• [Stated goal] Exactly as they appear, copy the lines of the listing from the one containing "Read this page and output its text content." through the final line, both included, and nothing else.

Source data
——————————

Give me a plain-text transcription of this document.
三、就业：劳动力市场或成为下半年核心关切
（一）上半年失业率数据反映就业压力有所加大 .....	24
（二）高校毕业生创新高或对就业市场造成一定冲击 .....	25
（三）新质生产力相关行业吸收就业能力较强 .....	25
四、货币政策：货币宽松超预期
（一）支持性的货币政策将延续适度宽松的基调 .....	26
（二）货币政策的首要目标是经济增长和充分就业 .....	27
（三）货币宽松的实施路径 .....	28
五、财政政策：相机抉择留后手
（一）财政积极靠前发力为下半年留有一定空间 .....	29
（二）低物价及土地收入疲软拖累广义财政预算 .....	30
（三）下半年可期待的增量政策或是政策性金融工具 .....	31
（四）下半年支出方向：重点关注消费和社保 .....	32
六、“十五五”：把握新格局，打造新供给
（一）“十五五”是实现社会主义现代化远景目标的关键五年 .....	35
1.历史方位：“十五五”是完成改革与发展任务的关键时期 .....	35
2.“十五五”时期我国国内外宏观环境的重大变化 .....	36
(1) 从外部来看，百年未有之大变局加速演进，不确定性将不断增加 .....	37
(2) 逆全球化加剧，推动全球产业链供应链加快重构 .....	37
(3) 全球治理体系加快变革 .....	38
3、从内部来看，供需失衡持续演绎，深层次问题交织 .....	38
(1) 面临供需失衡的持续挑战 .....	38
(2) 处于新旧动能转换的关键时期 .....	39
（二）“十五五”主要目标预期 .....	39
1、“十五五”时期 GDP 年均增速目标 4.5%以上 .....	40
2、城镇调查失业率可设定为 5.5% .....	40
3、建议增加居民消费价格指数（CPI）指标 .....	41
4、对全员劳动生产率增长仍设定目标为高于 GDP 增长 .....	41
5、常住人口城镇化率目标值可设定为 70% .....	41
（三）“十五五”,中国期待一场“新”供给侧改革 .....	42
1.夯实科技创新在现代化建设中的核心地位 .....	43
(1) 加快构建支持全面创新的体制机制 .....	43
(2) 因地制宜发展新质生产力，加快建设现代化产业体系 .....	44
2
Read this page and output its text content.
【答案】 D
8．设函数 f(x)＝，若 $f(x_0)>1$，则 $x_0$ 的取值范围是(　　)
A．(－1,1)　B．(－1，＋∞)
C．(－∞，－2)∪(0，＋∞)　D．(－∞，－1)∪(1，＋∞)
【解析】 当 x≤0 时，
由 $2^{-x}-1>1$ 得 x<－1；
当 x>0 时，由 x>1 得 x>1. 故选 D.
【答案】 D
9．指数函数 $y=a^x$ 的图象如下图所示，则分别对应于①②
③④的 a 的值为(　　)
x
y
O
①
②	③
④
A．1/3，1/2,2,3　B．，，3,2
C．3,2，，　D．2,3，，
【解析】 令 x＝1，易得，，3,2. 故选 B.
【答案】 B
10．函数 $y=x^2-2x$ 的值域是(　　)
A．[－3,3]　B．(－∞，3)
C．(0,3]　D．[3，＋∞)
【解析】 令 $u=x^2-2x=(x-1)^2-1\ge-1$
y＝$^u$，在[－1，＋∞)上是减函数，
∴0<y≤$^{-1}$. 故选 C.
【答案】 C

——————————

• [Right answer]
Read this page and output its text content.
【答案】 D
8．设函数 f(x)＝，若 $f(x_0)>1$，则 $x_0$ 的取值范围是(　　)
A．(－1,1)　B．(－1，＋∞)
C．(－∞，－2)∪(0，＋∞)　D．(－∞，－1)∪(1，＋∞)
【解析】 当 x≤0 时，
由 $2^{-x}-1>1$ 得 x<－1；
当 x>0 时，由 x>1 得 x>1. 故选 D.
【答案】 D
9．指数函数 $y=a^x$ 的图象如下图所示，则分别对应于①②
③④的 a 的值为(　　)
x
y
O
①
②	③
④
A．1/3，1/2,2,3　B．，，3,2
C．3,2，，　D．2,3，，
【解析】 令 x＝1，易得，，3,2. 故选 B.
【答案】 B
10．函数 $y=x^2-2x$ 的值域是(　　)
A．[－3,3]　B．(－∞，3)
C．(0,3]　D．[3，＋∞)
【解析】 令 $u=x^2-2x=(x-1)^2-1\ge-1$
y＝$^u$，在[－1，＋∞)上是减函数，
∴0<y≤$^{-1}$. 故选 C.
【答案】 C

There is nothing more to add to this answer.